→ **Prompt**
Pull out each line of the entries below that contains the string "value", matching case exactly.

→ **Stored records**
>>>>>

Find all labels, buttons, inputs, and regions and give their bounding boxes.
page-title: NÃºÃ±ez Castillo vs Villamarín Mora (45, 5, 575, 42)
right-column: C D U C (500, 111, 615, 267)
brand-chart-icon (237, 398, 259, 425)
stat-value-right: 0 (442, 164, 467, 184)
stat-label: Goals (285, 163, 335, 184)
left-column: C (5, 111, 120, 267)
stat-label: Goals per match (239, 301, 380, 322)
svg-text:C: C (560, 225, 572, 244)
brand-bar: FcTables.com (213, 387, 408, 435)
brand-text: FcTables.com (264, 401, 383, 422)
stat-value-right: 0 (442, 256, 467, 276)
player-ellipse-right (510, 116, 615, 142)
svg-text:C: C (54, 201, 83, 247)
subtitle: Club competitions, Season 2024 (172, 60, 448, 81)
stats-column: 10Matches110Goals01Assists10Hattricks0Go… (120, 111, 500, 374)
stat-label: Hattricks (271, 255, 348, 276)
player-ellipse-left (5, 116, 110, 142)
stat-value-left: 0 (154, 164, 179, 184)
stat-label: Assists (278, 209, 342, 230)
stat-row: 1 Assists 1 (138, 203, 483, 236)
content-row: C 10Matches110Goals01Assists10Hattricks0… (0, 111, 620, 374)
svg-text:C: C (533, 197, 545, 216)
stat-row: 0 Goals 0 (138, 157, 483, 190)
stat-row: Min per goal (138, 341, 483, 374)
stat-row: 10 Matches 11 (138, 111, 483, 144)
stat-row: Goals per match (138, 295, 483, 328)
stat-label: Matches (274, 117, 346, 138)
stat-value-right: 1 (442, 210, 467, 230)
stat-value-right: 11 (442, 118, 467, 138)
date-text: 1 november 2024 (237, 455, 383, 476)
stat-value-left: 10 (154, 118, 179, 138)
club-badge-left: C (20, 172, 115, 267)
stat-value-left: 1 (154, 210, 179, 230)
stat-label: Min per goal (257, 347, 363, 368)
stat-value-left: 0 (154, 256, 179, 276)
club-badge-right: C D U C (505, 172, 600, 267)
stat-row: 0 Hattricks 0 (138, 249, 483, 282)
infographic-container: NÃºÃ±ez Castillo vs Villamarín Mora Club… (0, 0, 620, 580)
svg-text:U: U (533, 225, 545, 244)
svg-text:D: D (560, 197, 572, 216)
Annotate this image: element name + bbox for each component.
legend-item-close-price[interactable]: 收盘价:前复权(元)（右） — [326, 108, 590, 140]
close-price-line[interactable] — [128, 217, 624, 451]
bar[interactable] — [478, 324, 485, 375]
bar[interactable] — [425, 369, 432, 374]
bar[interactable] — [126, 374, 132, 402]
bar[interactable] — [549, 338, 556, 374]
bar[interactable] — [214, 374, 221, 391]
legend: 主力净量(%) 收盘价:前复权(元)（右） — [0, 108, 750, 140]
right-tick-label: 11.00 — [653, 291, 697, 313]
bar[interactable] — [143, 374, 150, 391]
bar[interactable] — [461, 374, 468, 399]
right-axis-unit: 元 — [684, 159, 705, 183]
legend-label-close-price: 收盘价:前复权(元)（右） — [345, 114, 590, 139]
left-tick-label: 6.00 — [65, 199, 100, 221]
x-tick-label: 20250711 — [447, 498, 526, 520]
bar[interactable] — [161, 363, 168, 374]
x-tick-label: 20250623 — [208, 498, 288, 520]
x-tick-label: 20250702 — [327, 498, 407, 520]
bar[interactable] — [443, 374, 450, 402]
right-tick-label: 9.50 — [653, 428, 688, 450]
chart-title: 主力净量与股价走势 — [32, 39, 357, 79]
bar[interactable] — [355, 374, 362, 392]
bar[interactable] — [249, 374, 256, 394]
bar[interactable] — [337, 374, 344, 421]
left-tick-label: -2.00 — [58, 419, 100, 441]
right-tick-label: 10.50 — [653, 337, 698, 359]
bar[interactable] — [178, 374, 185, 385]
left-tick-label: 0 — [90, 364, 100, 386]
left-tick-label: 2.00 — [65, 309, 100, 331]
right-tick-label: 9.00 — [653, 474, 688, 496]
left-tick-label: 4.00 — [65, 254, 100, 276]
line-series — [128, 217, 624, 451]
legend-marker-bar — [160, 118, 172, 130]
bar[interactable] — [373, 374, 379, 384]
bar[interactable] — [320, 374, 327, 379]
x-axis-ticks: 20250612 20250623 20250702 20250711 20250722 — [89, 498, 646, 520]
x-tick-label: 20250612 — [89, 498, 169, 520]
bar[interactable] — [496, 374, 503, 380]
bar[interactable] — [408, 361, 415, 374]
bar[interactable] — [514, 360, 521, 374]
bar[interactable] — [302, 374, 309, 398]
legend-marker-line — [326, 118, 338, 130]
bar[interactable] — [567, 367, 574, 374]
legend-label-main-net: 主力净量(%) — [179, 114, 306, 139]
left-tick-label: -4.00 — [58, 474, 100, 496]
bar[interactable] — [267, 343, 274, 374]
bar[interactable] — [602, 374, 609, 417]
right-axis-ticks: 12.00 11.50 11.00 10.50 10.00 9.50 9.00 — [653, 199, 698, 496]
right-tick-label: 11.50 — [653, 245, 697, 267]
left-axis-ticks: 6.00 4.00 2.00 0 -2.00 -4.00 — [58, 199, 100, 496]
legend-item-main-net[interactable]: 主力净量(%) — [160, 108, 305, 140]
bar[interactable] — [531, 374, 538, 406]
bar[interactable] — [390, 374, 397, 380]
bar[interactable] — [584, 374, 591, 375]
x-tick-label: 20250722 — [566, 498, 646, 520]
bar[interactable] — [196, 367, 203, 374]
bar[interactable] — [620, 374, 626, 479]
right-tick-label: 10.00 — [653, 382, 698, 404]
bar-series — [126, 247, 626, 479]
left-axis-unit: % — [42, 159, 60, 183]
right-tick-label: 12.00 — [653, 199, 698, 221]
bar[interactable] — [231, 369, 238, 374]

<<<<<

→ **The result**
stat-value-right: 0 (442, 164, 467, 184)
stat-value-right: 0 (442, 256, 467, 276)
stat-value-left: 0 (154, 164, 179, 184)
stat-value-right: 1 (442, 210, 467, 230)
stat-value-right: 11 (442, 118, 467, 138)
stat-value-left: 10 (154, 118, 179, 138)
stat-value-left: 1 (154, 210, 179, 230)
stat-value-left: 0 (154, 256, 179, 276)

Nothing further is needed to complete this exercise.